- Set problem
Put the data into a JSON list of strings with one string per line and no blank lines. Begin at the first line of the data and stop after the line that contains "- network-icon[interactable]: ▭: [1063, 744, 1081, 762]".

[Source data]
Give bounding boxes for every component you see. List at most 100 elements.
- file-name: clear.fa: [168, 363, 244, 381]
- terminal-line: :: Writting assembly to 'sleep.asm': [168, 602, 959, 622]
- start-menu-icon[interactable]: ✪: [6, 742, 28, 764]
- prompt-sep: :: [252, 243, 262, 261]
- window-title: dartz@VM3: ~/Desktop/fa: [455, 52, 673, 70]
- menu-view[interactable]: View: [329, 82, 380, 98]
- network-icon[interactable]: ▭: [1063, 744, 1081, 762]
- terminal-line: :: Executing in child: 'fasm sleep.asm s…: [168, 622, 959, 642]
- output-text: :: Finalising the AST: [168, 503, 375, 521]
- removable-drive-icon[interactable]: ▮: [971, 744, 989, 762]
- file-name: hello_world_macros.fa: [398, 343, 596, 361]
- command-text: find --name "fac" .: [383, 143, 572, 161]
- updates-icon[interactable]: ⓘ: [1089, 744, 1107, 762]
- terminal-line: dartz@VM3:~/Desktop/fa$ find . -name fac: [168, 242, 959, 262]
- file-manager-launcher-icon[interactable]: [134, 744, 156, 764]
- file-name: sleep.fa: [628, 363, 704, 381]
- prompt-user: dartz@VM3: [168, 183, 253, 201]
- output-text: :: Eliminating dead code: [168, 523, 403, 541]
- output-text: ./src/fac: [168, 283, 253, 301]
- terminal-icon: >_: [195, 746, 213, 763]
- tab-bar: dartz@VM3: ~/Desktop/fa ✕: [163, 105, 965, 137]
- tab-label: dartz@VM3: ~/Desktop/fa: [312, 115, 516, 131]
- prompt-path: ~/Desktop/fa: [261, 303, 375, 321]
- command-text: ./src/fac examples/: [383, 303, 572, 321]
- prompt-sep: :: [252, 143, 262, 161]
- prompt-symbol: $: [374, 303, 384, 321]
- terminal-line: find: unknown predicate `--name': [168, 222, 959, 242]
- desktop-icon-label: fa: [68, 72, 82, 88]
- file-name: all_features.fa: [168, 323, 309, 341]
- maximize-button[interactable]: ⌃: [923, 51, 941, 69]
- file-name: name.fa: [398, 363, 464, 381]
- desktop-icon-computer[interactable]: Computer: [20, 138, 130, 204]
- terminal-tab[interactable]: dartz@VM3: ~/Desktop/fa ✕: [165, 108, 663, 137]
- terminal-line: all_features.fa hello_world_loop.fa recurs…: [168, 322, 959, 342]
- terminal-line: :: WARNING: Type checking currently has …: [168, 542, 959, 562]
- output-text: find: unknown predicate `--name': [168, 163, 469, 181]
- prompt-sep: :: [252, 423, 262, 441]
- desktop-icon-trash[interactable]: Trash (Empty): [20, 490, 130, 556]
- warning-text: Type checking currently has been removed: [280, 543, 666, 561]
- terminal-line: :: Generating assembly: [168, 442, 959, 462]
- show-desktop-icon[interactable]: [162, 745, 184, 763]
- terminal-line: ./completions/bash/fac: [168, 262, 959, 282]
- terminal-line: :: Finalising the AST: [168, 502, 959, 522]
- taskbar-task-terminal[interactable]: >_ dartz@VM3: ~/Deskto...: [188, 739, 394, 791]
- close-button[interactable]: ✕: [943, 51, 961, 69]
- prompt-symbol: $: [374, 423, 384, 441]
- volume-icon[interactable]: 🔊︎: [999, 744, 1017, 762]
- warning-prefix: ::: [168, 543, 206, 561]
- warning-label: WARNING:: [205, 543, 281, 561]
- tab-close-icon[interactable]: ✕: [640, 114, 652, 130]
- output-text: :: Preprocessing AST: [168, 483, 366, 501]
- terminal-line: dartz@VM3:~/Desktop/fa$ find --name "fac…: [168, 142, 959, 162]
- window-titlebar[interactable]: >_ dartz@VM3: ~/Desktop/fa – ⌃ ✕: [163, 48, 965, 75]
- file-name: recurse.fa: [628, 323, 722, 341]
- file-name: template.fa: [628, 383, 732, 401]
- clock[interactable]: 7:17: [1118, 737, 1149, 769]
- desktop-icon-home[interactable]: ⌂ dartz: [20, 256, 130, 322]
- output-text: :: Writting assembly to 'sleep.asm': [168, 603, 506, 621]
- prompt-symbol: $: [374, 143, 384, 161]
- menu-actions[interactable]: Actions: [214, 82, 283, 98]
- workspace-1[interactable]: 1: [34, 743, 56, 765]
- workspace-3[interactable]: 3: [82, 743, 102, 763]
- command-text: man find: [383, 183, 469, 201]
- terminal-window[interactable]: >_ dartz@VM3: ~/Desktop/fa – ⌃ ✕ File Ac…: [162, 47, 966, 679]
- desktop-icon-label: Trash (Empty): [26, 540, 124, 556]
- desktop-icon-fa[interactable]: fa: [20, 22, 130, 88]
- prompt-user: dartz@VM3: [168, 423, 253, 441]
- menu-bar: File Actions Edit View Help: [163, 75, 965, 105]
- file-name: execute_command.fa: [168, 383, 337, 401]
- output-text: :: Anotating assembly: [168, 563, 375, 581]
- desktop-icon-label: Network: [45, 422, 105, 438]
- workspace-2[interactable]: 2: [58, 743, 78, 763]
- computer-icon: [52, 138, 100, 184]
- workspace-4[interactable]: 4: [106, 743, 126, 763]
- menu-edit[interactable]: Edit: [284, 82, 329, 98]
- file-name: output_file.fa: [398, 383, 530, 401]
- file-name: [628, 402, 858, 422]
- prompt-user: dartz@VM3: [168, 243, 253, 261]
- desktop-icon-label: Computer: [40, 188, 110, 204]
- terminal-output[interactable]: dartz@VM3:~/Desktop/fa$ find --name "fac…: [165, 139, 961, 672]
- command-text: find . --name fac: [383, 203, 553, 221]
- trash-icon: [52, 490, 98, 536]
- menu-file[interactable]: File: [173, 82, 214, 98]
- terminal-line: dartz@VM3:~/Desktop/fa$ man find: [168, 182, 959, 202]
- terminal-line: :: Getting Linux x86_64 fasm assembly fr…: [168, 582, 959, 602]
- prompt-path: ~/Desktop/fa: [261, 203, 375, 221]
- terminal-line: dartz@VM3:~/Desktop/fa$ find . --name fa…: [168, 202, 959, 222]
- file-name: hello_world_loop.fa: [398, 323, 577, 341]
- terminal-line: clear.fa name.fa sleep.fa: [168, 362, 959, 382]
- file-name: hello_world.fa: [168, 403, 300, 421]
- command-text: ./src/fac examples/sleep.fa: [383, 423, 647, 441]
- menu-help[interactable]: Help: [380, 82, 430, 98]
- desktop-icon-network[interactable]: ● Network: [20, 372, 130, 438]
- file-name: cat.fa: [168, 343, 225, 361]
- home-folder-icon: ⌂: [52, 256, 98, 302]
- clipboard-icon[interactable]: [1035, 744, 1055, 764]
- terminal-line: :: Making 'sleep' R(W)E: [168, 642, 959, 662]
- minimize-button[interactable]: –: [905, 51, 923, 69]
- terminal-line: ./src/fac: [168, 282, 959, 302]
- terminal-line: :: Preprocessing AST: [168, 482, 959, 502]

- Task answer
[
  "Give bounding boxes for every component you see. List at most 100 elements.",
  "- file-name: clear.fa: [168, 363, 244, 381]",
  "- terminal-line: :: Writting assembly to 'sleep.asm': [168, 602, 959, 622]",
  "- start-menu-icon[interactable]: ✪: [6, 742, 28, 764]",
  "- prompt-sep: :: [252, 243, 262, 261]",
  "- window-title: dartz@VM3: ~/Desktop/fa: [455, 52, 673, 70]",
  "- menu-view[interactable]: View: [329, 82, 380, 98]",
  "- network-icon[interactable]: ▭: [1063, 744, 1081, 762]"
]